▶ Data for review:
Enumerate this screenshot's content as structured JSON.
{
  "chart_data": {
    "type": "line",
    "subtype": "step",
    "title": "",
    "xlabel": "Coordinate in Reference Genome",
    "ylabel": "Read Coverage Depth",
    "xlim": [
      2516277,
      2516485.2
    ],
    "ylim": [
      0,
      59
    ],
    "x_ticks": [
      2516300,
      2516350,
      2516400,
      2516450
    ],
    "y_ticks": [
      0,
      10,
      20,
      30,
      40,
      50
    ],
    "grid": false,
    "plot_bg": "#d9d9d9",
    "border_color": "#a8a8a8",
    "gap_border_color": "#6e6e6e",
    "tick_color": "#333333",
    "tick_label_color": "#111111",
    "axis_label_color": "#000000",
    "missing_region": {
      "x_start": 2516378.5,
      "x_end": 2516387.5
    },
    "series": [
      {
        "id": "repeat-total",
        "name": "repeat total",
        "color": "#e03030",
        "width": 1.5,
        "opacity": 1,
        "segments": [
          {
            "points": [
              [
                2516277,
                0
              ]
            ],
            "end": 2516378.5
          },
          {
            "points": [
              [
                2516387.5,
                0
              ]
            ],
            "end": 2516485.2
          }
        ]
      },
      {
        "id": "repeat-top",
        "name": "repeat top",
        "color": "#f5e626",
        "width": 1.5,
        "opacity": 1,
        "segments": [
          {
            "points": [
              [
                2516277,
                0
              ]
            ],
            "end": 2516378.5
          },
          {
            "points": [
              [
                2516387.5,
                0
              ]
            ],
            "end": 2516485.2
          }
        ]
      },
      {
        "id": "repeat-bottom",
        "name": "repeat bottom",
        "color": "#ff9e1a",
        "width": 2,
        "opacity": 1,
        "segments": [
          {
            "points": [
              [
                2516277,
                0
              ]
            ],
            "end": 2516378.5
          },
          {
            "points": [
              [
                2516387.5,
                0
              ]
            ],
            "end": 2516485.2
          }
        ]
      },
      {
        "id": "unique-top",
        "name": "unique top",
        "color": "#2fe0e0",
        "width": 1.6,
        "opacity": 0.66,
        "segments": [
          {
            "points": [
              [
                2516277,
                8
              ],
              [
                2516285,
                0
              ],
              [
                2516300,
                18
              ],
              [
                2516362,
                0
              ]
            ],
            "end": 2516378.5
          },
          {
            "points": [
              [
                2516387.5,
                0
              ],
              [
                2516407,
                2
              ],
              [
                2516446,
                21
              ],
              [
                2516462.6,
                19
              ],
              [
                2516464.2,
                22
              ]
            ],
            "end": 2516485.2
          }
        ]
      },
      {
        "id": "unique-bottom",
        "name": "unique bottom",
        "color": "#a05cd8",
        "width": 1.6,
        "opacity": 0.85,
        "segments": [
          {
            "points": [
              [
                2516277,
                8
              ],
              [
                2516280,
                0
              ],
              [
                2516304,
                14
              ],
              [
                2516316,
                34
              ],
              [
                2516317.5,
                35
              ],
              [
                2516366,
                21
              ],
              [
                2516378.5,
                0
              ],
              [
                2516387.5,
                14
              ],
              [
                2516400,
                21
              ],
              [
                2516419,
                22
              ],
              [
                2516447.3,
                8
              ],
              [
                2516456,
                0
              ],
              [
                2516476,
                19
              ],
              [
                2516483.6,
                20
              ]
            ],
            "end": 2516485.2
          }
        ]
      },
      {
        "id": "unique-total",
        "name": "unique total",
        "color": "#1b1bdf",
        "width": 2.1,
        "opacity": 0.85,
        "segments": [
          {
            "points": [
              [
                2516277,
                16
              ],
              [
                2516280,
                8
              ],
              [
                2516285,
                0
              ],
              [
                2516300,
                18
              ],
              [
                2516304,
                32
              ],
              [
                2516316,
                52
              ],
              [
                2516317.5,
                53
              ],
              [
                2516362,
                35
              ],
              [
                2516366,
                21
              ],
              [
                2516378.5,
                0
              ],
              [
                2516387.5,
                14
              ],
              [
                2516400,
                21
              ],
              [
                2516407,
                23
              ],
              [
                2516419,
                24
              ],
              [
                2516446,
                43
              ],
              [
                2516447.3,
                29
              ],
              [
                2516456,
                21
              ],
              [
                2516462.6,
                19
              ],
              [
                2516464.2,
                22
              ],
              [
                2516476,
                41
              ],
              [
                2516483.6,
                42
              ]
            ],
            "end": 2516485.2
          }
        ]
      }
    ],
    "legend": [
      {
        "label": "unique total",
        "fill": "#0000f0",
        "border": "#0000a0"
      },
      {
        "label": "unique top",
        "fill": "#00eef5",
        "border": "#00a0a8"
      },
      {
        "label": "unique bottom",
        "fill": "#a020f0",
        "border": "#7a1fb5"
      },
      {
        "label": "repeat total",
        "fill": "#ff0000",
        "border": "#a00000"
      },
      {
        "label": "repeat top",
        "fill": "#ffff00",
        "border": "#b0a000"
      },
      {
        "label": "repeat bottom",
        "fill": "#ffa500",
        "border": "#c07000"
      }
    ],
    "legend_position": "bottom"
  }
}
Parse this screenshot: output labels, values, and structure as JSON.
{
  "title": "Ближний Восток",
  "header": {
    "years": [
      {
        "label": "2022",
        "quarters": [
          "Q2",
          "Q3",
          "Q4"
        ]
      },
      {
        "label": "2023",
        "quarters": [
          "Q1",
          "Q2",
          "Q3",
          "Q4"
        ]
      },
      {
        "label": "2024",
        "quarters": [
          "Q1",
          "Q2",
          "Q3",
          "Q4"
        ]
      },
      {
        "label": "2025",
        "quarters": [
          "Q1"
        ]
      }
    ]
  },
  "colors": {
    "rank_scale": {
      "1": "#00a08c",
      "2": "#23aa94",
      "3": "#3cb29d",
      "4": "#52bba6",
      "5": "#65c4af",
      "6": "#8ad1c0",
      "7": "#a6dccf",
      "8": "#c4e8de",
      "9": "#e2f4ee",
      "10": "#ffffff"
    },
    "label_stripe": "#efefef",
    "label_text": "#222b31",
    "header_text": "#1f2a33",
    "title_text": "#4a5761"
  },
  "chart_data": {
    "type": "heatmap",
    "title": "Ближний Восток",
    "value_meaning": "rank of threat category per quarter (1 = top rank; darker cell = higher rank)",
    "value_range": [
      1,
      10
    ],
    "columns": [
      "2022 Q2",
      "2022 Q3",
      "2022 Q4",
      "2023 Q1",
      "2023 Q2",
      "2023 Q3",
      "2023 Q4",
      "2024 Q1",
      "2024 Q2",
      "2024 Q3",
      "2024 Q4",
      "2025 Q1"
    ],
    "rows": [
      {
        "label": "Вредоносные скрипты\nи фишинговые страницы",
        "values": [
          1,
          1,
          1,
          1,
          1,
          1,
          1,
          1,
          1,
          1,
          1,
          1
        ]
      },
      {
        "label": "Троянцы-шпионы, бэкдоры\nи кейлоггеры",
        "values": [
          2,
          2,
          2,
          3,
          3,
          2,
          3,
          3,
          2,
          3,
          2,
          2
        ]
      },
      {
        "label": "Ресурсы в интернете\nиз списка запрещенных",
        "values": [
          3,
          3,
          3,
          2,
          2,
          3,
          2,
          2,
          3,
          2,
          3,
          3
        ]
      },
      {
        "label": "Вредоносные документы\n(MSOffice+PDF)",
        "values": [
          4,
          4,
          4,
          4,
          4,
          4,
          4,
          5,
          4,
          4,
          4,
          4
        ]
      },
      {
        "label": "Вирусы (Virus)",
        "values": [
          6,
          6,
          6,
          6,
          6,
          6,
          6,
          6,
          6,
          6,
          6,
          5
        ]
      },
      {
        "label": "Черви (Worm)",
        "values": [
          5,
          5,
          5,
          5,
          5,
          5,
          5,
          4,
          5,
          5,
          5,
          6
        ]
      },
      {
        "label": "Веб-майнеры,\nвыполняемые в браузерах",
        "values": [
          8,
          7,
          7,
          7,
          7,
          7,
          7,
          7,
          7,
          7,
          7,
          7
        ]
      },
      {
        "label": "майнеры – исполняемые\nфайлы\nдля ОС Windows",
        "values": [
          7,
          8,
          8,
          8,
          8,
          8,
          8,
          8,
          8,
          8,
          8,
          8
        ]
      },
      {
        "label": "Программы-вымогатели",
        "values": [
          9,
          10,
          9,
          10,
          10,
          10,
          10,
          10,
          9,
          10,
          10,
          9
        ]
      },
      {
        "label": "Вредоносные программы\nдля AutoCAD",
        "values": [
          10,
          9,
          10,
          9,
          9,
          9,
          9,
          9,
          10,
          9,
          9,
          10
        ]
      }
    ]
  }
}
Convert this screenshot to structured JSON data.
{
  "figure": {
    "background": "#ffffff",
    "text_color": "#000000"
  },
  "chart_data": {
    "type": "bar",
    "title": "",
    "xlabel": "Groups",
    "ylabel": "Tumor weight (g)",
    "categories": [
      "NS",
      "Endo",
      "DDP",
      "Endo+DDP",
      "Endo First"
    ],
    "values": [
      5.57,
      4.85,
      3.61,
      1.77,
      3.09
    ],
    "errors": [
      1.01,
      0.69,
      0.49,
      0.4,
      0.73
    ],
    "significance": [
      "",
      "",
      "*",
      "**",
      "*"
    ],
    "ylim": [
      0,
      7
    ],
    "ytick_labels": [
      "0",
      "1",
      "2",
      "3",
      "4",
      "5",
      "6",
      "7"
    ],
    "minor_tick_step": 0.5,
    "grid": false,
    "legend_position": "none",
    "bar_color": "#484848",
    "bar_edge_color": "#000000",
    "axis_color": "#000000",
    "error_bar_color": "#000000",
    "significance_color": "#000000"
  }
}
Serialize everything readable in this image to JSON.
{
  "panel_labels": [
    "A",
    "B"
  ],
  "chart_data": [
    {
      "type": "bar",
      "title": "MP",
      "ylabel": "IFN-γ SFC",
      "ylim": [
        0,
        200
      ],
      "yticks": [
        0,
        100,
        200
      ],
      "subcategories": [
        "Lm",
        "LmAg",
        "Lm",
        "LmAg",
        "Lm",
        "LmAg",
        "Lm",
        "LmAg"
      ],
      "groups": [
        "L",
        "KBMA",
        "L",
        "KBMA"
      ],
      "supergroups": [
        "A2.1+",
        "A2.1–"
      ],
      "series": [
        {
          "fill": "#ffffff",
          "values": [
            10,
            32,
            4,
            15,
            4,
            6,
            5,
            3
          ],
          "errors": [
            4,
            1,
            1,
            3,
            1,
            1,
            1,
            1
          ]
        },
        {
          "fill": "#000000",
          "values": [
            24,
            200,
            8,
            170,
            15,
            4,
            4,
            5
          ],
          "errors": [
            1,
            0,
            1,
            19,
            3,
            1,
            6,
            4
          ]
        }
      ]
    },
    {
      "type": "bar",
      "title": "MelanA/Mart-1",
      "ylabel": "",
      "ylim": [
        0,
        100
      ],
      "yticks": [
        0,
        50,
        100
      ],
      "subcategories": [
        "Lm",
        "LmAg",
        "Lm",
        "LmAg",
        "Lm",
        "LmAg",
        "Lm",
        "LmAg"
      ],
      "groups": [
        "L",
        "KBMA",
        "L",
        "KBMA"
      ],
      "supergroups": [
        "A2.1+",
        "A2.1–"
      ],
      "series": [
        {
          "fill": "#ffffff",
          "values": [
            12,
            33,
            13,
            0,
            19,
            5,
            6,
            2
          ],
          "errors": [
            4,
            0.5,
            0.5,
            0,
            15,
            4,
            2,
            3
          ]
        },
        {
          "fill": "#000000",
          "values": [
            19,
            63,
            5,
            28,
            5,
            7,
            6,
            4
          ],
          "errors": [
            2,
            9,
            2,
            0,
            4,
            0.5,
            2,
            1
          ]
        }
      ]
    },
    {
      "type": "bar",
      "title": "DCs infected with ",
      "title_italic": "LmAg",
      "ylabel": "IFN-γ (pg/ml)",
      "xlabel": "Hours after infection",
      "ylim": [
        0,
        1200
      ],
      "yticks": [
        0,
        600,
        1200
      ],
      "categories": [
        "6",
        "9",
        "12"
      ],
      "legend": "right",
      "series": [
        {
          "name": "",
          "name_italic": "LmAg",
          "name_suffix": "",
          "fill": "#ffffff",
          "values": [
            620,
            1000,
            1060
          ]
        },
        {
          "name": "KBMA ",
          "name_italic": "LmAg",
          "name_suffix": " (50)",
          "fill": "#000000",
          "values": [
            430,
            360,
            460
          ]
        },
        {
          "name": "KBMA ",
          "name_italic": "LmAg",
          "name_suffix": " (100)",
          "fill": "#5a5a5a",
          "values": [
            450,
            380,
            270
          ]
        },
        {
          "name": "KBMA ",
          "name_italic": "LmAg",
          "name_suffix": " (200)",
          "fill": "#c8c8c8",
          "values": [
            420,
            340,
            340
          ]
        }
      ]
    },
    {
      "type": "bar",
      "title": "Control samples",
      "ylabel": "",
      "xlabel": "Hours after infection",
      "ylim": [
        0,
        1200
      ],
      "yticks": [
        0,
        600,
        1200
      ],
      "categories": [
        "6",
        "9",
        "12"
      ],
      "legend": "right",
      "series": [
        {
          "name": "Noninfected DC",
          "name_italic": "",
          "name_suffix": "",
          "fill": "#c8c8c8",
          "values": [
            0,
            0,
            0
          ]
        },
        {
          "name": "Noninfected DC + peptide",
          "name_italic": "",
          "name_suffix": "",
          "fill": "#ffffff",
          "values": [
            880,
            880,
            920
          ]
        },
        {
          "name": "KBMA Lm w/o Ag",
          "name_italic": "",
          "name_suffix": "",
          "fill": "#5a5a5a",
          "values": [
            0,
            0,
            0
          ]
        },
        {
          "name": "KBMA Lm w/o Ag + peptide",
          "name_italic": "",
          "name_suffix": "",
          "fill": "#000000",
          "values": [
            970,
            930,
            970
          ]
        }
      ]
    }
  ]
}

▶ Activity: Check the data for lines with "this" and give only their number.

▶ Written reply: 4